• [Directions] In two sentences, summarize the text on surfboard materials.

The original surfboards were made from wood (balsa). Surfboard designers and manufacturers are always looking for better materials and methods of construction and as a result, surfboards are now made from other materials. So today, most surfboards are made from foam and fibre-glass.
These surfboards are the most popular as they are light weight, easy to ride, easy to make and easy to repair. The fibre-glass board is made from polyurethane or what is generally called “foam” with a stringer, fiberglass and resin. The surfboard maker shapes foam blanks into the desired shapes. The foam blank has a stringer down the middle. The stringer gives the surfboard strength and helps to stop it from breaking. The stringer is made from timber. Older style surfboards often had more than one stringer. Stringers can also come in different thicknesses with the thicker stringers weighing more.

• [The data]
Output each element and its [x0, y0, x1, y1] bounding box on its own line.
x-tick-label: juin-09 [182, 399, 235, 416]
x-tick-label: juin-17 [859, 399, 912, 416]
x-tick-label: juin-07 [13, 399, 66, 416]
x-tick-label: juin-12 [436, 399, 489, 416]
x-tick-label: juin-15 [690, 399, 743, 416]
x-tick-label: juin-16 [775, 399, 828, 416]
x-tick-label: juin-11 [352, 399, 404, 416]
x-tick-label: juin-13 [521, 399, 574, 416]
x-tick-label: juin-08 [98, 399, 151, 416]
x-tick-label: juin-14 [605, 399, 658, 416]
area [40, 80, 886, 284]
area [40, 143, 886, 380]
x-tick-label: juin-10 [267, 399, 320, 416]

• [Result for this exercise] Surfboards were originally made from balsa wood, but most are now made from foam and fiberglass because these boards are light, easy to ride, easy to make and easy to repair. The maker shapes a foam blank that has a timber stringer down the middle, which gives the board strength and helps stop it from breaking.